**WHAT TO PRODUCE**
Please state how many lines in the records contain the string "left", with no words besides the number.

** start of GIVEN RECORDS **

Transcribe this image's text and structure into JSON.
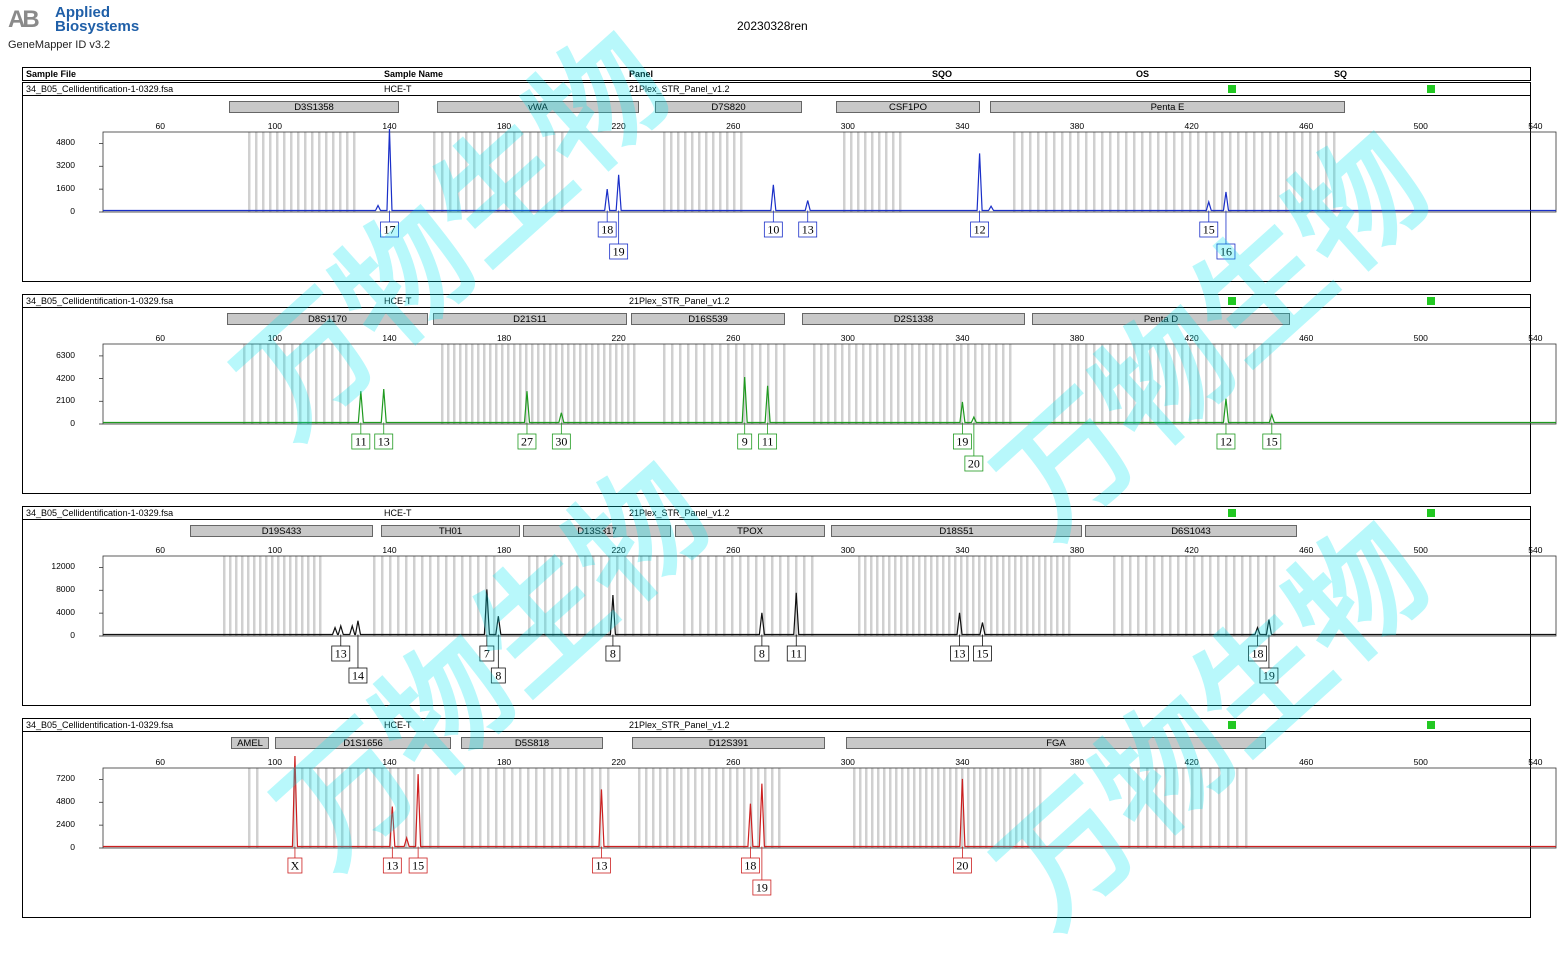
{
  "header": {
    "logo_mark": "AB",
    "logo_brand_1": "Applied",
    "logo_brand_2": "Biosystems",
    "software": "GeneMapper ID v3.2",
    "run_title": "20230328ren"
  },
  "columns": {
    "sample_file": "Sample File",
    "sample_name": "Sample Name",
    "panel": "Panel",
    "sqo": "SQO",
    "os": "OS",
    "sq": "SQ"
  },
  "colors": {
    "blue": "#1a2fc8",
    "green": "#1f9a1f",
    "black": "#111111",
    "red": "#cc2020",
    "status_ok": "#22c822",
    "watermark": "#00e6f0"
  },
  "watermark_text": "万物生物",
  "chart_data": [
    {
      "type": "line",
      "dye": "blue",
      "sample_file": "34_B05_Cellidentification-1-0329.fsa",
      "sample_name": "HCE-T",
      "panel": "21Plex_STR_Panel_v1.2",
      "x_ticks": [
        "60",
        "100",
        "140",
        "180",
        "220",
        "260",
        "300",
        "340",
        "380",
        "420",
        "460",
        "500",
        "540"
      ],
      "y_ticks": [
        "4800",
        "3200",
        "1600",
        "0"
      ],
      "ylim": [
        0,
        5600
      ],
      "markers": [
        "D3S1358",
        "vWA",
        "D7S820",
        "CSF1PO",
        "Penta E"
      ],
      "peaks": [
        {
          "x": 136,
          "y": 350
        },
        {
          "x": 140,
          "y": 5700
        },
        {
          "x": 216,
          "y": 1500
        },
        {
          "x": 220,
          "y": 2500
        },
        {
          "x": 274,
          "y": 1800
        },
        {
          "x": 286,
          "y": 700
        },
        {
          "x": 346,
          "y": 4000
        },
        {
          "x": 350,
          "y": 300
        },
        {
          "x": 426,
          "y": 600
        },
        {
          "x": 432,
          "y": 1300
        }
      ],
      "alleles": [
        {
          "label": "17",
          "x": 140,
          "row": 0
        },
        {
          "label": "18",
          "x": 216,
          "row": 0
        },
        {
          "label": "19",
          "x": 220,
          "row": 1
        },
        {
          "label": "10",
          "x": 274,
          "row": 0
        },
        {
          "label": "13",
          "x": 286,
          "row": 0
        },
        {
          "label": "12",
          "x": 346,
          "row": 0
        },
        {
          "label": "15",
          "x": 426,
          "row": 0
        },
        {
          "label": "16",
          "x": 432,
          "row": 1
        }
      ]
    },
    {
      "type": "line",
      "dye": "green",
      "sample_file": "34_B05_Cellidentification-1-0329.fsa",
      "sample_name": "HCE-T",
      "panel": "21Plex_STR_Panel_v1.2",
      "x_ticks": [
        "60",
        "100",
        "140",
        "180",
        "220",
        "260",
        "300",
        "340",
        "380",
        "420",
        "460",
        "500",
        "540"
      ],
      "y_ticks": [
        "6300",
        "4200",
        "2100",
        "0"
      ],
      "ylim": [
        0,
        7400
      ],
      "markers": [
        "D8S1170",
        "D21S11",
        "D16S539",
        "D2S1338",
        "Penta D"
      ],
      "peaks": [
        {
          "x": 130,
          "y": 2900
        },
        {
          "x": 138,
          "y": 3100
        },
        {
          "x": 188,
          "y": 2900
        },
        {
          "x": 200,
          "y": 900
        },
        {
          "x": 264,
          "y": 4200
        },
        {
          "x": 272,
          "y": 3400
        },
        {
          "x": 340,
          "y": 1900
        },
        {
          "x": 344,
          "y": 500
        },
        {
          "x": 432,
          "y": 2200
        },
        {
          "x": 448,
          "y": 700
        }
      ],
      "alleles": [
        {
          "label": "11",
          "x": 130,
          "row": 0
        },
        {
          "label": "13",
          "x": 138,
          "row": 0
        },
        {
          "label": "27",
          "x": 188,
          "row": 0
        },
        {
          "label": "30",
          "x": 200,
          "row": 0
        },
        {
          "label": "9",
          "x": 264,
          "row": 0
        },
        {
          "label": "11",
          "x": 272,
          "row": 0
        },
        {
          "label": "19",
          "x": 340,
          "row": 0
        },
        {
          "label": "20",
          "x": 344,
          "row": 1
        },
        {
          "label": "12",
          "x": 432,
          "row": 0
        },
        {
          "label": "15",
          "x": 448,
          "row": 0
        }
      ]
    },
    {
      "type": "line",
      "dye": "black",
      "sample_file": "34_B05_Cellidentification-1-0329.fsa",
      "sample_name": "HCE-T",
      "panel": "21Plex_STR_Panel_v1.2",
      "x_ticks": [
        "60",
        "100",
        "140",
        "180",
        "220",
        "260",
        "300",
        "340",
        "380",
        "420",
        "460",
        "500",
        "540"
      ],
      "y_ticks": [
        "12000",
        "8000",
        "4000",
        "0"
      ],
      "ylim": [
        0,
        14000
      ],
      "markers": [
        "D19S433",
        "TH01",
        "D13S317",
        "TPOX",
        "D18S51",
        "D6S1043"
      ],
      "peaks": [
        {
          "x": 121,
          "y": 1200
        },
        {
          "x": 123,
          "y": 1500
        },
        {
          "x": 127,
          "y": 1500
        },
        {
          "x": 129,
          "y": 2400
        },
        {
          "x": 174,
          "y": 7900
        },
        {
          "x": 178,
          "y": 3200
        },
        {
          "x": 218,
          "y": 6900
        },
        {
          "x": 270,
          "y": 3800
        },
        {
          "x": 282,
          "y": 7300
        },
        {
          "x": 339,
          "y": 3800
        },
        {
          "x": 347,
          "y": 2100
        },
        {
          "x": 443,
          "y": 1200
        },
        {
          "x": 447,
          "y": 2600
        }
      ],
      "alleles": [
        {
          "label": "13",
          "x": 123,
          "row": 0
        },
        {
          "label": "14",
          "x": 129,
          "row": 1
        },
        {
          "label": "7",
          "x": 174,
          "row": 0
        },
        {
          "label": "8",
          "x": 178,
          "row": 1
        },
        {
          "label": "8",
          "x": 218,
          "row": 0
        },
        {
          "label": "8",
          "x": 270,
          "row": 0
        },
        {
          "label": "11",
          "x": 282,
          "row": 0
        },
        {
          "label": "13",
          "x": 339,
          "row": 0
        },
        {
          "label": "15",
          "x": 347,
          "row": 0
        },
        {
          "label": "18",
          "x": 443,
          "row": 0
        },
        {
          "label": "19",
          "x": 447,
          "row": 1
        }
      ]
    },
    {
      "type": "line",
      "dye": "red",
      "sample_file": "34_B05_Cellidentification-1-0329.fsa",
      "sample_name": "HCE-T",
      "panel": "21Plex_STR_Panel_v1.2",
      "x_ticks": [
        "60",
        "100",
        "140",
        "180",
        "220",
        "260",
        "300",
        "340",
        "380",
        "420",
        "460",
        "500",
        "540"
      ],
      "y_ticks": [
        "7200",
        "4800",
        "2400",
        "0"
      ],
      "ylim": [
        0,
        8400
      ],
      "markers": [
        "AMEL",
        "D1S1656",
        "D5S818",
        "D12S391",
        "FGA"
      ],
      "peaks": [
        {
          "x": 107,
          "y": 9600
        },
        {
          "x": 141,
          "y": 4200
        },
        {
          "x": 146,
          "y": 900
        },
        {
          "x": 150,
          "y": 7600
        },
        {
          "x": 214,
          "y": 6000
        },
        {
          "x": 266,
          "y": 4500
        },
        {
          "x": 270,
          "y": 6600
        },
        {
          "x": 340,
          "y": 7100
        }
      ],
      "alleles": [
        {
          "label": "X",
          "x": 107,
          "row": 0
        },
        {
          "label": "13",
          "x": 141,
          "row": 0
        },
        {
          "label": "15",
          "x": 150,
          "row": 0
        },
        {
          "label": "13",
          "x": 214,
          "row": 0
        },
        {
          "label": "18",
          "x": 266,
          "row": 0
        },
        {
          "label": "19",
          "x": 270,
          "row": 1
        },
        {
          "label": "20",
          "x": 340,
          "row": 0
        }
      ]
    }
  ]
}
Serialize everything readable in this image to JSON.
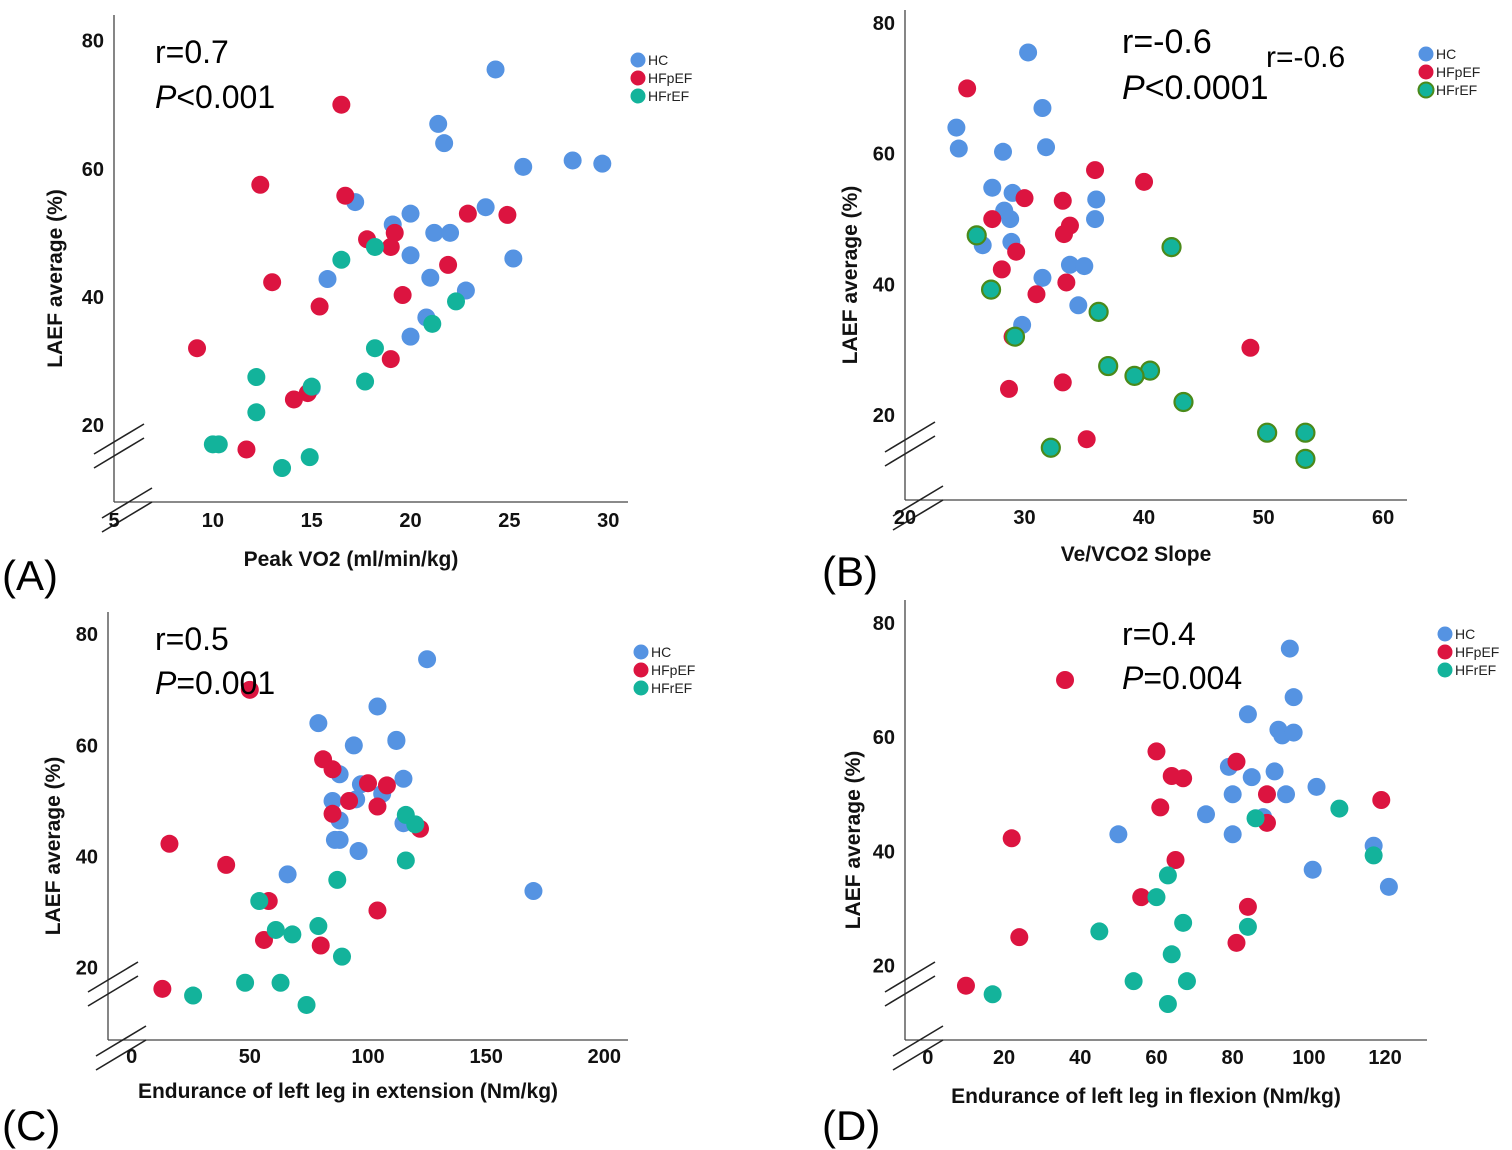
{
  "figure": {
    "colors": {
      "HC": "#5593e2",
      "HFpEF": "#dc1440",
      "HFrEF": "#13b39b",
      "HFrEF_outline": "#4a8a1a"
    },
    "icon": "scatter-plot-icon"
  },
  "chart_data": [
    {
      "type": "scatter",
      "panel_label": "(A)",
      "stat_r": "r=0.7",
      "stat_p_italic": "P",
      "stat_p_rest": "<0.001",
      "xlabel": "Peak VO2 (ml/min/kg)",
      "ylabel": "LAEF average (%)",
      "xlim": [
        5,
        31
      ],
      "ylim": [
        8,
        84
      ],
      "xticks": [
        5,
        10,
        15,
        20,
        25,
        30
      ],
      "yticks": [
        20,
        40,
        60,
        80
      ],
      "legend": [
        "HC",
        "HFpEF",
        "HFrEF"
      ],
      "legend_position": "top-right",
      "axis_break": true,
      "series": [
        {
          "name": "HC",
          "points": [
            [
              24.3,
              75.5
            ],
            [
              21.4,
              67
            ],
            [
              21.7,
              64
            ],
            [
              25.7,
              60.3
            ],
            [
              28.2,
              61.3
            ],
            [
              29.7,
              60.8
            ],
            [
              17.2,
              54.8
            ],
            [
              23.8,
              54
            ],
            [
              19.1,
              51.3
            ],
            [
              20.0,
              53
            ],
            [
              21.2,
              50
            ],
            [
              22.0,
              50
            ],
            [
              20.0,
              46.5
            ],
            [
              25.2,
              46
            ],
            [
              15.8,
              42.8
            ],
            [
              21.0,
              43
            ],
            [
              22.8,
              41
            ],
            [
              20.8,
              36.8
            ],
            [
              20.0,
              33.8
            ],
            [
              15.0,
              25.8
            ]
          ]
        },
        {
          "name": "HFpEF",
          "points": [
            [
              16.5,
              70
            ],
            [
              12.4,
              57.5
            ],
            [
              16.7,
              55.8
            ],
            [
              22.9,
              53
            ],
            [
              24.9,
              52.8
            ],
            [
              19.2,
              50
            ],
            [
              19.0,
              47.8
            ],
            [
              17.8,
              49
            ],
            [
              21.9,
              45
            ],
            [
              13.0,
              42.3
            ],
            [
              19.6,
              40.3
            ],
            [
              15.4,
              38.5
            ],
            [
              9.2,
              32
            ],
            [
              19.0,
              30.3
            ],
            [
              14.8,
              25
            ],
            [
              14.1,
              24
            ],
            [
              11.7,
              16.2
            ]
          ]
        },
        {
          "name": "HFrEF",
          "points": [
            [
              16.5,
              45.8
            ],
            [
              18.2,
              47.8
            ],
            [
              22.3,
              39.3
            ],
            [
              21.1,
              35.8
            ],
            [
              18.2,
              32
            ],
            [
              12.2,
              27.5
            ],
            [
              17.7,
              26.8
            ],
            [
              15.0,
              26
            ],
            [
              12.2,
              22
            ],
            [
              10.0,
              17
            ],
            [
              10.3,
              17
            ],
            [
              14.9,
              15
            ],
            [
              13.5,
              13.3
            ]
          ]
        }
      ]
    },
    {
      "type": "scatter",
      "panel_label": "(B)",
      "stat_r": "r=-0.6",
      "stat_r_extra": "r=-0.6",
      "stat_p_italic": "P",
      "stat_p_rest": "<0.0001",
      "xlabel": "Ve/VCO2 Slope",
      "ylabel": "LAEF average (%)",
      "xlim": [
        20,
        62
      ],
      "ylim": [
        7,
        82
      ],
      "xticks": [
        20,
        30,
        40,
        50,
        60
      ],
      "yticks": [
        20,
        40,
        60,
        80
      ],
      "legend": [
        "HC",
        "HFpEF",
        "HFrEF"
      ],
      "legend_position": "top-right",
      "axis_break": true,
      "series": [
        {
          "name": "HC",
          "points": [
            [
              30.3,
              75.5
            ],
            [
              31.5,
              67
            ],
            [
              24.3,
              64
            ],
            [
              24.5,
              60.8
            ],
            [
              28.2,
              60.3
            ],
            [
              31.8,
              61
            ],
            [
              27.3,
              54.8
            ],
            [
              29.0,
              54
            ],
            [
              28.3,
              51.3
            ],
            [
              28.8,
              50
            ],
            [
              36.0,
              53
            ],
            [
              35.9,
              50
            ],
            [
              28.9,
              46.5
            ],
            [
              26.5,
              46
            ],
            [
              33.8,
              43
            ],
            [
              35.0,
              42.8
            ],
            [
              31.5,
              41
            ],
            [
              34.5,
              36.8
            ],
            [
              29.8,
              33.8
            ]
          ]
        },
        {
          "name": "HFpEF",
          "points": [
            [
              25.2,
              70
            ],
            [
              35.9,
              57.5
            ],
            [
              40.0,
              55.7
            ],
            [
              30.0,
              53.2
            ],
            [
              33.2,
              52.8
            ],
            [
              27.3,
              50
            ],
            [
              33.8,
              49
            ],
            [
              33.3,
              47.7
            ],
            [
              29.3,
              45
            ],
            [
              28.1,
              42.3
            ],
            [
              33.5,
              40.3
            ],
            [
              31.0,
              38.5
            ],
            [
              29.0,
              32
            ],
            [
              48.9,
              30.3
            ],
            [
              33.2,
              25
            ],
            [
              28.7,
              24
            ],
            [
              35.2,
              16.3
            ]
          ]
        },
        {
          "name": "HFrEF",
          "points": [
            [
              26.0,
              47.5
            ],
            [
              42.3,
              45.7
            ],
            [
              27.2,
              39.2
            ],
            [
              36.2,
              35.8
            ],
            [
              29.2,
              32
            ],
            [
              37.0,
              27.5
            ],
            [
              40.5,
              26.8
            ],
            [
              39.2,
              26
            ],
            [
              43.3,
              22
            ],
            [
              50.3,
              17.3
            ],
            [
              53.5,
              17.3
            ],
            [
              32.2,
              15
            ],
            [
              53.5,
              13.3
            ]
          ]
        }
      ]
    },
    {
      "type": "scatter",
      "panel_label": "(C)",
      "stat_r": "r=0.5",
      "stat_p_italic": "P",
      "stat_p_rest": "=0.001",
      "xlabel": "Endurance of left leg in extension (Nm/kg)",
      "ylabel": "LAEF average (%)",
      "xlim": [
        -10,
        210
      ],
      "ylim": [
        7,
        84
      ],
      "xticks": [
        0,
        50,
        100,
        150,
        200
      ],
      "yticks": [
        20,
        40,
        60,
        80
      ],
      "legend": [
        "HC",
        "HFpEF",
        "HFrEF"
      ],
      "legend_position": "top-right",
      "axis_break": true,
      "series": [
        {
          "name": "HC",
          "points": [
            [
              125,
              75.5
            ],
            [
              79,
              64
            ],
            [
              104,
              67
            ],
            [
              94,
              60
            ],
            [
              112,
              61
            ],
            [
              112,
              60.8
            ],
            [
              115,
              54
            ],
            [
              88,
              54.8
            ],
            [
              97,
              53
            ],
            [
              95,
              50.3
            ],
            [
              85,
              50
            ],
            [
              106,
              51.3
            ],
            [
              115,
              46
            ],
            [
              86,
              43
            ],
            [
              88,
              43
            ],
            [
              88,
              46.5
            ],
            [
              96,
              41
            ],
            [
              66,
              36.8
            ],
            [
              170,
              33.8
            ]
          ]
        },
        {
          "name": "HFpEF",
          "points": [
            [
              50,
              70
            ],
            [
              81,
              57.5
            ],
            [
              85,
              55.7
            ],
            [
              100,
              53.2
            ],
            [
              108,
              52.8
            ],
            [
              92,
              50
            ],
            [
              104,
              49
            ],
            [
              85,
              47.7
            ],
            [
              122,
              45
            ],
            [
              16,
              42.3
            ],
            [
              40,
              38.5
            ],
            [
              58,
              32
            ],
            [
              104,
              30.3
            ],
            [
              56,
              25
            ],
            [
              80,
              24
            ],
            [
              13,
              16.2
            ]
          ]
        },
        {
          "name": "HFrEF",
          "points": [
            [
              116,
              47.5
            ],
            [
              120,
              45.8
            ],
            [
              116,
              39.3
            ],
            [
              87,
              35.8
            ],
            [
              54,
              32
            ],
            [
              61,
              26.8
            ],
            [
              68,
              26
            ],
            [
              79,
              27.5
            ],
            [
              89,
              22
            ],
            [
              48,
              17.3
            ],
            [
              63,
              17.3
            ],
            [
              26,
              15
            ],
            [
              74,
              13.3
            ]
          ]
        }
      ]
    },
    {
      "type": "scatter",
      "panel_label": "(D)",
      "stat_r": "r=0.4",
      "stat_p_italic": "P",
      "stat_p_rest": "=0.004",
      "xlabel": "Endurance of left leg in flexion (Nm/kg)",
      "ylabel": "LAEF average (%)",
      "xlim": [
        -6,
        131
      ],
      "ylim": [
        7,
        84
      ],
      "xticks": [
        0,
        20,
        40,
        60,
        80,
        100,
        120
      ],
      "yticks": [
        20,
        40,
        60,
        80
      ],
      "legend": [
        "HC",
        "HFpEF",
        "HFrEF"
      ],
      "legend_position": "top-right",
      "axis_break": true,
      "series": [
        {
          "name": "HC",
          "points": [
            [
              95,
              75.5
            ],
            [
              96,
              67
            ],
            [
              84,
              64
            ],
            [
              92,
              61.3
            ],
            [
              93,
              60.3
            ],
            [
              96,
              60.8
            ],
            [
              79,
              54.8
            ],
            [
              91,
              54
            ],
            [
              102,
              51.3
            ],
            [
              85,
              53
            ],
            [
              80,
              50
            ],
            [
              94,
              50
            ],
            [
              88,
              46
            ],
            [
              73,
              46.5
            ],
            [
              80,
              43
            ],
            [
              50,
              43
            ],
            [
              117,
              41
            ],
            [
              101,
              36.8
            ],
            [
              121,
              33.8
            ]
          ]
        },
        {
          "name": "HFpEF",
          "points": [
            [
              36,
              70
            ],
            [
              60,
              57.5
            ],
            [
              81,
              55.7
            ],
            [
              64,
              53.2
            ],
            [
              67,
              52.8
            ],
            [
              89,
              50
            ],
            [
              119,
              49
            ],
            [
              61,
              47.7
            ],
            [
              89,
              45
            ],
            [
              22,
              42.3
            ],
            [
              65,
              38.5
            ],
            [
              56,
              32
            ],
            [
              84,
              30.3
            ],
            [
              24,
              25
            ],
            [
              81,
              24
            ],
            [
              10,
              16.5
            ]
          ]
        },
        {
          "name": "HFrEF",
          "points": [
            [
              108,
              47.5
            ],
            [
              86,
              45.8
            ],
            [
              117,
              39.3
            ],
            [
              63,
              35.8
            ],
            [
              60,
              32
            ],
            [
              67,
              27.5
            ],
            [
              84,
              26.8
            ],
            [
              45,
              26
            ],
            [
              64,
              22
            ],
            [
              68,
              17.3
            ],
            [
              54,
              17.3
            ],
            [
              17,
              15
            ],
            [
              63,
              13.3
            ]
          ]
        }
      ]
    }
  ]
}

** end of GIVEN RECORDS **

**CORRECT ANSWER**
2